Start of SUPPLIED DATA

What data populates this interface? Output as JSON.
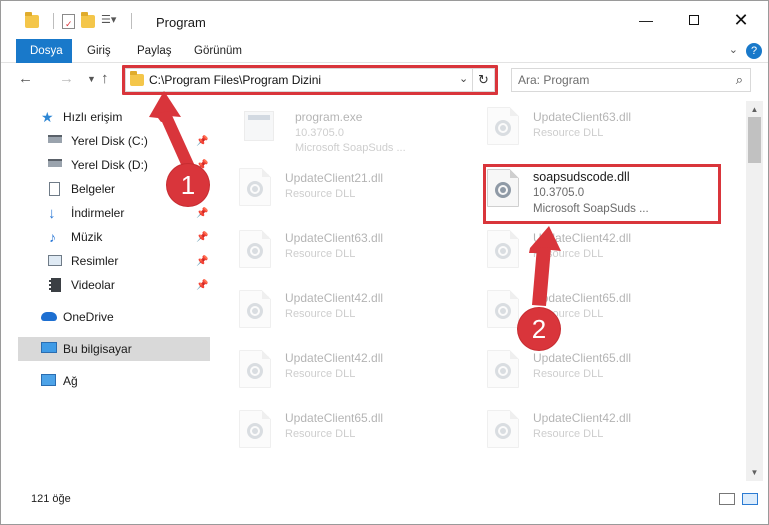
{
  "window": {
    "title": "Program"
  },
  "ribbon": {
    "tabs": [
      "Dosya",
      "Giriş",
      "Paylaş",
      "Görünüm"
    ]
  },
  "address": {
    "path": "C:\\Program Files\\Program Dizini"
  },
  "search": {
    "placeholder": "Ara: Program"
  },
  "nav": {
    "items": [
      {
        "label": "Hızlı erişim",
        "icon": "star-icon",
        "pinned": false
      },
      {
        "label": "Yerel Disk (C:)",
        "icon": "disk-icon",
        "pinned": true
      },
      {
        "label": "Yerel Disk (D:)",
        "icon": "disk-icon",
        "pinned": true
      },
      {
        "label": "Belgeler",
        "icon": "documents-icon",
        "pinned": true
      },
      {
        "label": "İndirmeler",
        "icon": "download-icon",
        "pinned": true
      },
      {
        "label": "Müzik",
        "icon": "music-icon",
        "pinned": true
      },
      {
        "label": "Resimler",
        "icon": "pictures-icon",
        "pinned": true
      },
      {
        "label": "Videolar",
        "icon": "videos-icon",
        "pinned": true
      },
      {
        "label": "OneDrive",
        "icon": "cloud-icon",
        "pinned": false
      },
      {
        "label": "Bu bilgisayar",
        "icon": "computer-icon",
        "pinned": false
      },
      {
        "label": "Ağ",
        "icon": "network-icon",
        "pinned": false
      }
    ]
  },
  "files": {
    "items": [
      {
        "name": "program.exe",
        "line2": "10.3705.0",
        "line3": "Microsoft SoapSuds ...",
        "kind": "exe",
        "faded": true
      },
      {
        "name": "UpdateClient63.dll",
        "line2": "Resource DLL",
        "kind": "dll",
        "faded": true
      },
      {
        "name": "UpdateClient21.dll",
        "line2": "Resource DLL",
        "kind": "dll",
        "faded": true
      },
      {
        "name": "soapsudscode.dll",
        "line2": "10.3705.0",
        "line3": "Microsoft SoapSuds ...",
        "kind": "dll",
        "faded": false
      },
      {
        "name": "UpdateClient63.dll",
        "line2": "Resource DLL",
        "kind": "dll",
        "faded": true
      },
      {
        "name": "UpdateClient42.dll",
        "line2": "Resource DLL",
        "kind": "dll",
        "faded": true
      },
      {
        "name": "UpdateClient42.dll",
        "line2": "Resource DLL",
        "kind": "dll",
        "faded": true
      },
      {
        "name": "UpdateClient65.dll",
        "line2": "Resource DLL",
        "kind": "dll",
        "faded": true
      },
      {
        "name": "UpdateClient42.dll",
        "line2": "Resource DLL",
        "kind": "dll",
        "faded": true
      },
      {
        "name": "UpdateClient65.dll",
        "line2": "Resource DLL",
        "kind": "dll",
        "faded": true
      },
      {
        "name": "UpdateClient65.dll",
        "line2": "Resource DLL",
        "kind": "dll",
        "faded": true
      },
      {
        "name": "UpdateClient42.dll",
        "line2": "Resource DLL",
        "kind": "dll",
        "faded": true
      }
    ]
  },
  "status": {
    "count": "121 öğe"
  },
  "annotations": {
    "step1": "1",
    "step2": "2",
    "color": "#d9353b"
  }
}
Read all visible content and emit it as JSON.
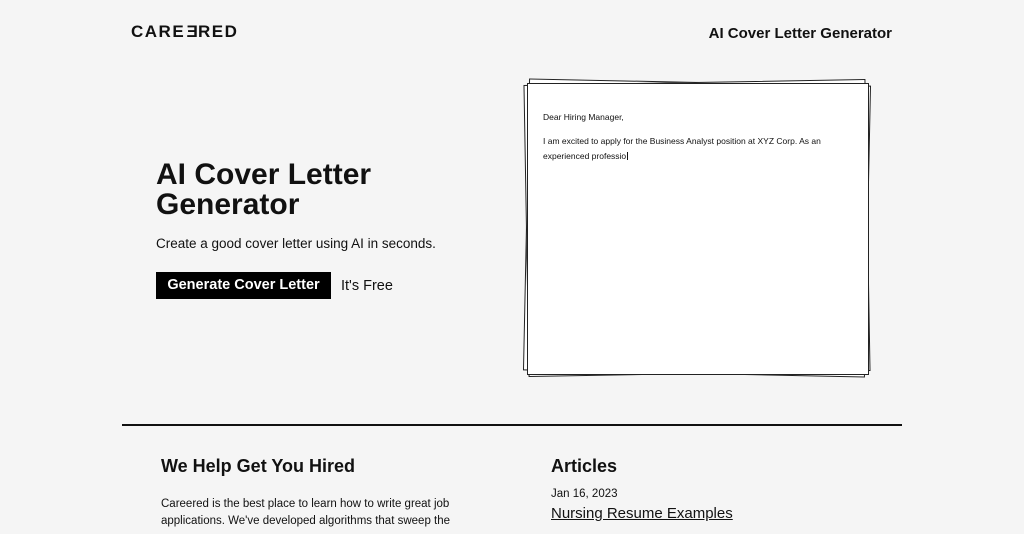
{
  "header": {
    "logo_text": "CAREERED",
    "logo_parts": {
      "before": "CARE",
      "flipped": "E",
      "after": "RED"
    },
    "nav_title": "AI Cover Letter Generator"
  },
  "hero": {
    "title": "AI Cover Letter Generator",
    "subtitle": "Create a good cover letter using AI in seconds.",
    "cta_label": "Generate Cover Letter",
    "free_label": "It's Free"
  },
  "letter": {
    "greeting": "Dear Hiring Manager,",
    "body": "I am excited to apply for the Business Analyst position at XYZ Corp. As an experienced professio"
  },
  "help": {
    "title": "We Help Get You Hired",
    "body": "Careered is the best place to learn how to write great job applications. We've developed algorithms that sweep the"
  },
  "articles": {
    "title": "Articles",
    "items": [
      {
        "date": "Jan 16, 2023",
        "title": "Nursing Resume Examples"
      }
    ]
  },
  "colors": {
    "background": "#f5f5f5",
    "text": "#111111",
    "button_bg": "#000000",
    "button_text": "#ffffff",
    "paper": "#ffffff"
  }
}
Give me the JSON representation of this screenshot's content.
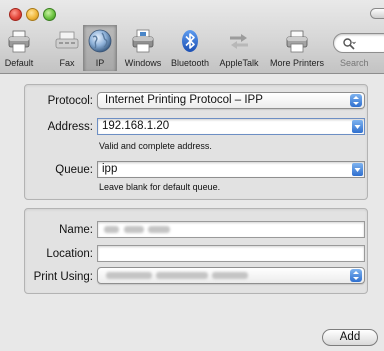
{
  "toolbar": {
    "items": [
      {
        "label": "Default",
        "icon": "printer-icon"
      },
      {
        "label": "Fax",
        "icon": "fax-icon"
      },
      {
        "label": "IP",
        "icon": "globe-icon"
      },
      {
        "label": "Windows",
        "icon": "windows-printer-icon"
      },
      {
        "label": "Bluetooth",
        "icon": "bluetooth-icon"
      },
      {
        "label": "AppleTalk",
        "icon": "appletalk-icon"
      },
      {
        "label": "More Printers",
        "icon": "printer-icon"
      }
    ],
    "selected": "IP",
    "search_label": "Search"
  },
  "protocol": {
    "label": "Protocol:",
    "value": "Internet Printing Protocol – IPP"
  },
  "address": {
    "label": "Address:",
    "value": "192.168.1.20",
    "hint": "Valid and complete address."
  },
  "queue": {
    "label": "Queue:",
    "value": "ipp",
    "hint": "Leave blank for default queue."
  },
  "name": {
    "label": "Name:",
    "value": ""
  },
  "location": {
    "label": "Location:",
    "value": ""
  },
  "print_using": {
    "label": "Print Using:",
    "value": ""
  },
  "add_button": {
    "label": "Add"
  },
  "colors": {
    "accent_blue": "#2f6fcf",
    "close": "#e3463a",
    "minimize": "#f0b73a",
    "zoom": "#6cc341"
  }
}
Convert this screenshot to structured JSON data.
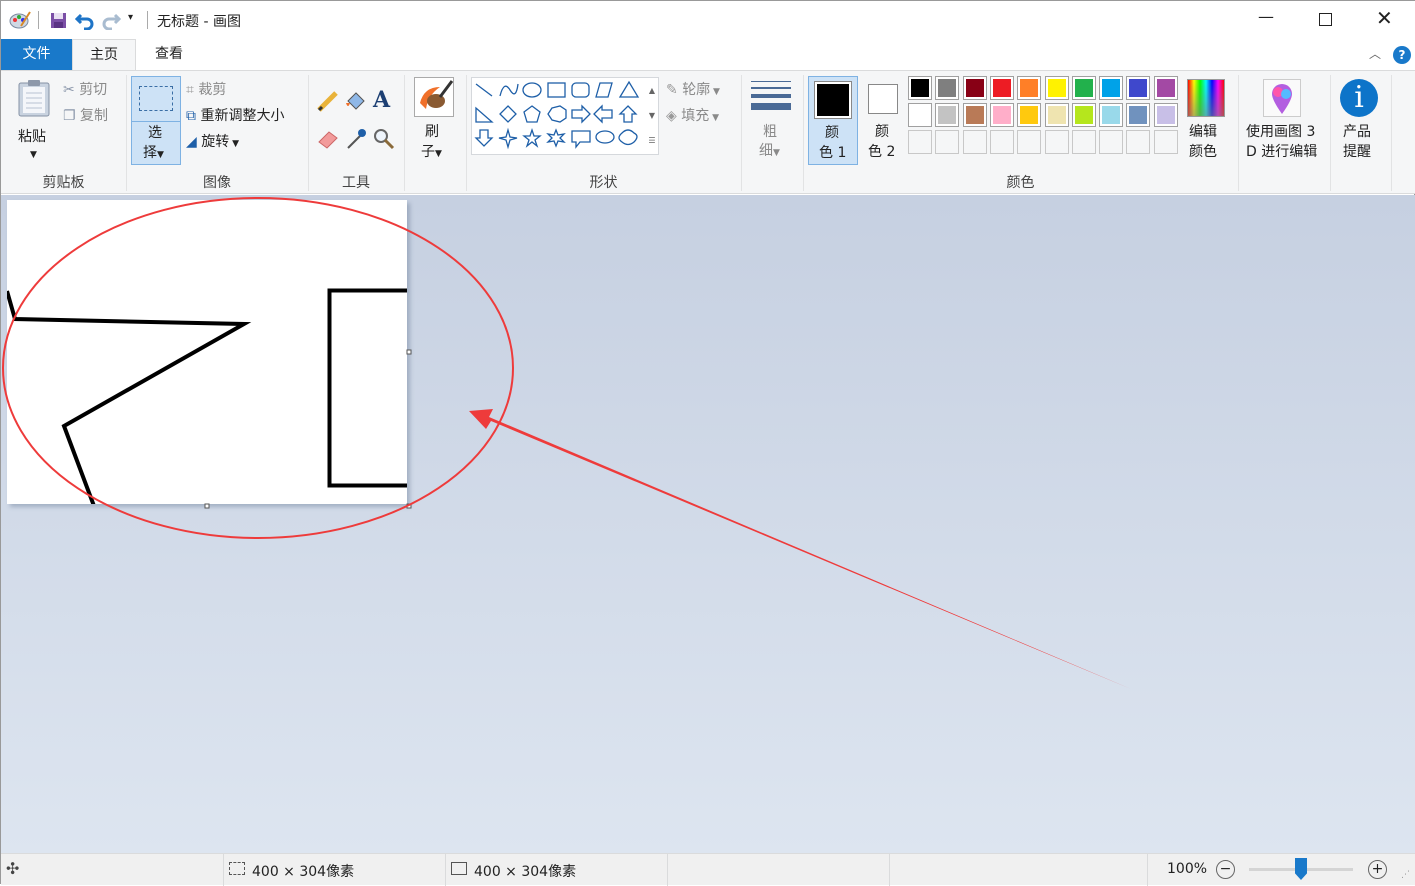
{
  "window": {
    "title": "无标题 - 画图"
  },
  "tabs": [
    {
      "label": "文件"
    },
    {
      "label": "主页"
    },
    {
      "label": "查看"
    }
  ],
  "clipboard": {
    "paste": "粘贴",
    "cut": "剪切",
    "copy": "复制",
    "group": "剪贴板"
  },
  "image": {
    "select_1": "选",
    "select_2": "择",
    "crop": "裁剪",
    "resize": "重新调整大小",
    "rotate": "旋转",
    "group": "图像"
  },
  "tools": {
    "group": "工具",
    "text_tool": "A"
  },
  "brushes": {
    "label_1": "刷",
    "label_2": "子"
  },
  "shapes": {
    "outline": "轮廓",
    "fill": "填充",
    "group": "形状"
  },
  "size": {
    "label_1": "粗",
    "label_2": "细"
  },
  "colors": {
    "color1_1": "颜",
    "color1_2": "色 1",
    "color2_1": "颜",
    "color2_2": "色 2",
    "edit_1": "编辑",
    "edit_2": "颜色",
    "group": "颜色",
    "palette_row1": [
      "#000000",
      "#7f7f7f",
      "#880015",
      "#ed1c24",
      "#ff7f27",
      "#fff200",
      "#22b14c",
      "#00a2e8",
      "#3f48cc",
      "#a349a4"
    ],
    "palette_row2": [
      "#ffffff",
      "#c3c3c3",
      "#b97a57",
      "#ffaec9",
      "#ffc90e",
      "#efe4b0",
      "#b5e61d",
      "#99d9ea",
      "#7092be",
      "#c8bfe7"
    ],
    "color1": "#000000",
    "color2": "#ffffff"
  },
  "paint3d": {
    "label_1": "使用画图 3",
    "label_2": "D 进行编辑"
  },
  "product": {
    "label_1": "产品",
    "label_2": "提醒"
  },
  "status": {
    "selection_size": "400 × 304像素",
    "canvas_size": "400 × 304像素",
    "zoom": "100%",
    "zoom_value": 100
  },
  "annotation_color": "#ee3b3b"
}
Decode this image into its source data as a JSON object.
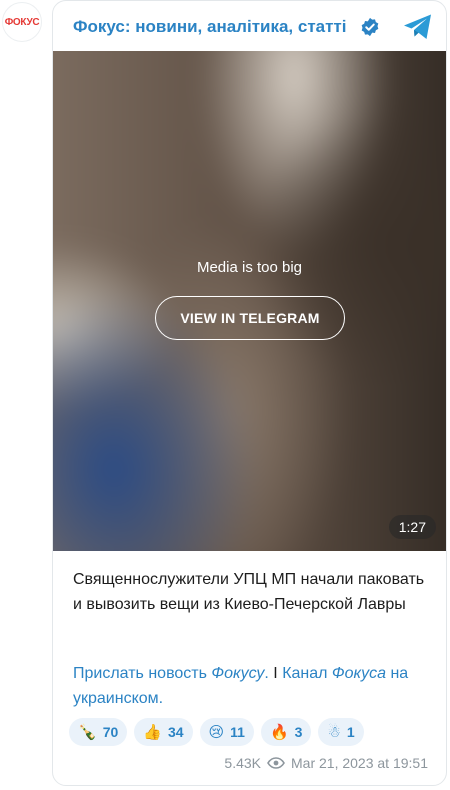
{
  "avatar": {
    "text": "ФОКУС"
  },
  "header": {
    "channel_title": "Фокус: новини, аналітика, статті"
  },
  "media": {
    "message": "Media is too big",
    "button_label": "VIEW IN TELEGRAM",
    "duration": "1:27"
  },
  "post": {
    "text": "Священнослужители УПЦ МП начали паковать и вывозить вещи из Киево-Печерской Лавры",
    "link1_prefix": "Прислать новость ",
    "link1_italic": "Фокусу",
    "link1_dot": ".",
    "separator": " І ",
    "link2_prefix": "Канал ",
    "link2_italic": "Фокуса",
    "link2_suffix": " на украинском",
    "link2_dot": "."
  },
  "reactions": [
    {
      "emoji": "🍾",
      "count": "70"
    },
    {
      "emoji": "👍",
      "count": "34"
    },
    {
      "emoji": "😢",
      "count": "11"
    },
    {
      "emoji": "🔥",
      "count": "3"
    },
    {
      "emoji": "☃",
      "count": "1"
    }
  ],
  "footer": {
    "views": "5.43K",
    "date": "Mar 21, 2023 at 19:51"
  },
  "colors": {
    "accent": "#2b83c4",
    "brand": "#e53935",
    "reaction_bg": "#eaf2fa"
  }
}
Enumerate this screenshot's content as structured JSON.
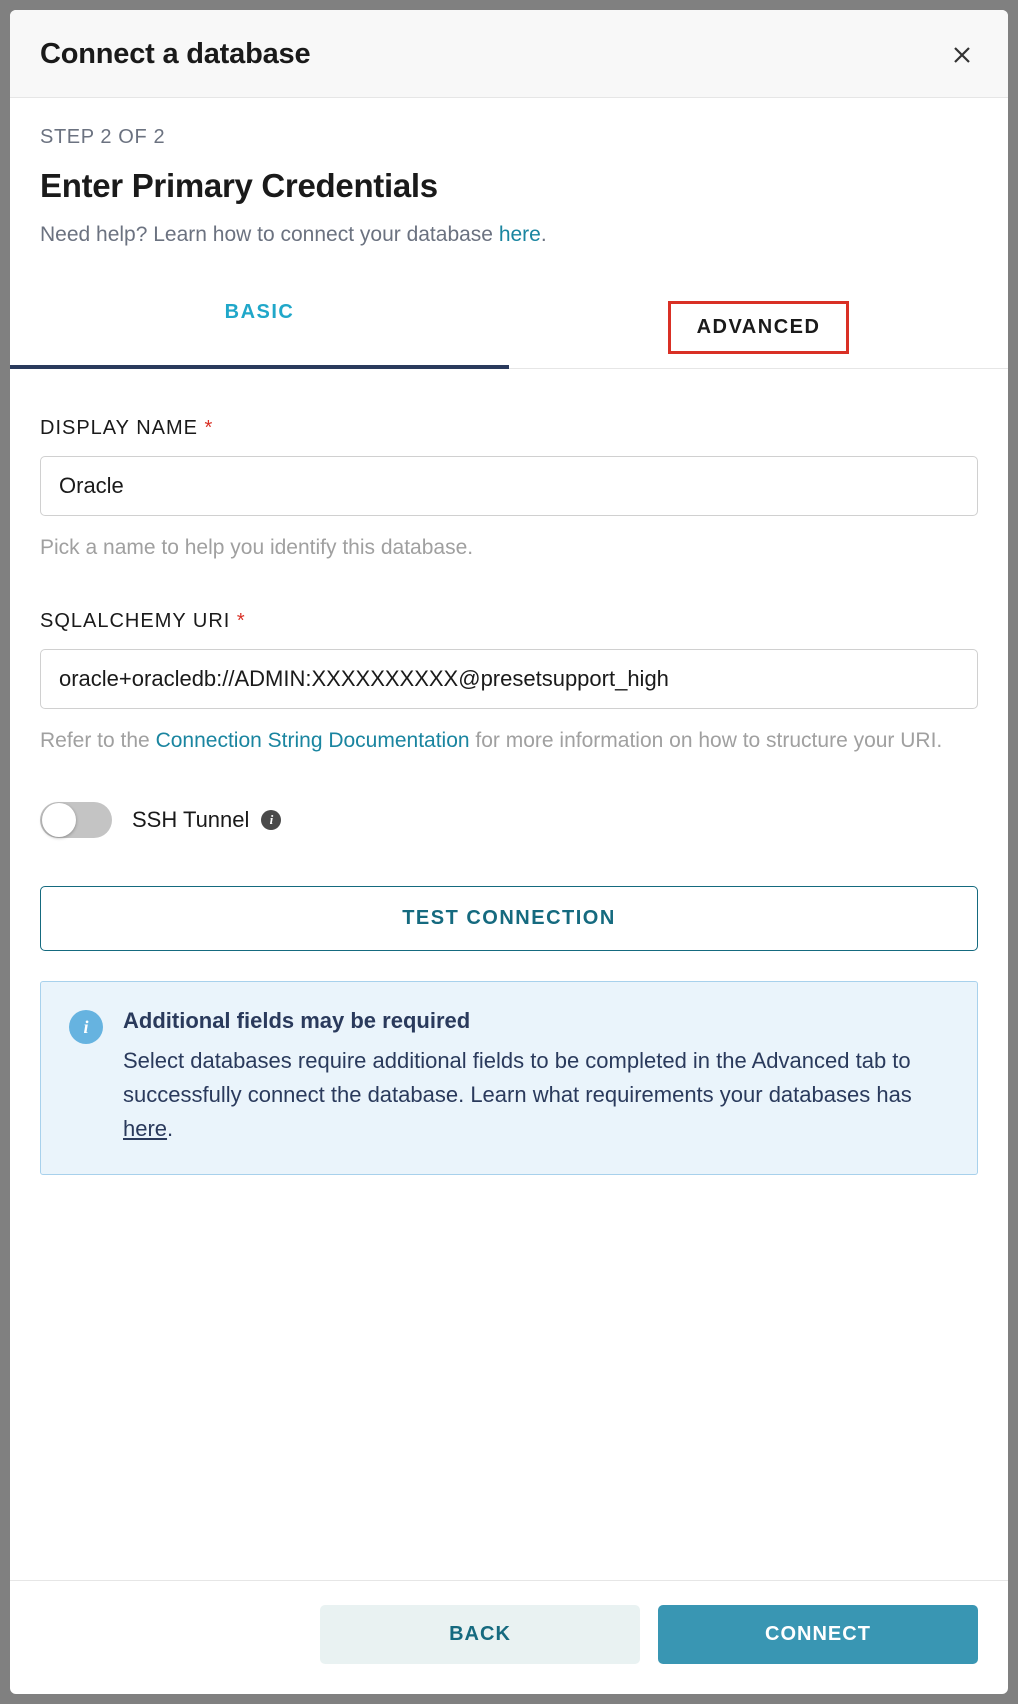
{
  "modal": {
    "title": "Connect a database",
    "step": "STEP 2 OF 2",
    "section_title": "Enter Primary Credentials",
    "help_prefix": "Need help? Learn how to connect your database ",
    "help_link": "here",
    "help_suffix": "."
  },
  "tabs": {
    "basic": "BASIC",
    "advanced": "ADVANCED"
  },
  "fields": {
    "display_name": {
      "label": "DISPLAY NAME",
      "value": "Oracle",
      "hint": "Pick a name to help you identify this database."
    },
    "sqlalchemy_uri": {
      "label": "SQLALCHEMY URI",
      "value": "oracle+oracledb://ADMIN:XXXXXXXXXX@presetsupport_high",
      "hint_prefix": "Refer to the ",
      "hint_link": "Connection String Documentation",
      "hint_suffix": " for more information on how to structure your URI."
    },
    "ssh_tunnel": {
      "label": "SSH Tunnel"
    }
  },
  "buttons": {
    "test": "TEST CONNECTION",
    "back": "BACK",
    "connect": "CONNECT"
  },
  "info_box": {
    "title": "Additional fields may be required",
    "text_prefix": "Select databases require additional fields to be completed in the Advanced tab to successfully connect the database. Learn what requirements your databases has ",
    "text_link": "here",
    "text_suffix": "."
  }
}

End of SUPPLIED DATA

## TO BE DONE
Exactly as they appear, repeat the lines from the one containing "Enumerate this screenshot's" through the last line of the entries, counting both ends. Pictures stay out.

## WRITTEN RESPONSE
Enumerate this screenshot's content as structured JSON.
{
  "modal": {
    "title": "Connect a database",
    "step": "STEP 2 OF 2",
    "section_title": "Enter Primary Credentials",
    "help_prefix": "Need help? Learn how to connect your database ",
    "help_link": "here",
    "help_suffix": "."
  },
  "tabs": {
    "basic": "BASIC",
    "advanced": "ADVANCED"
  },
  "fields": {
    "display_name": {
      "label": "DISPLAY NAME",
      "value": "Oracle",
      "hint": "Pick a name to help you identify this database."
    },
    "sqlalchemy_uri": {
      "label": "SQLALCHEMY URI",
      "value": "oracle+oracledb://ADMIN:XXXXXXXXXX@presetsupport_high",
      "hint_prefix": "Refer to the ",
      "hint_link": "Connection String Documentation",
      "hint_suffix": " for more information on how to structure your URI."
    },
    "ssh_tunnel": {
      "label": "SSH Tunnel"
    }
  },
  "buttons": {
    "test": "TEST CONNECTION",
    "back": "BACK",
    "connect": "CONNECT"
  },
  "info_box": {
    "title": "Additional fields may be required",
    "text_prefix": "Select databases require additional fields to be completed in the Advanced tab to successfully connect the database. Learn what requirements your databases has ",
    "text_link": "here",
    "text_suffix": "."
  }
}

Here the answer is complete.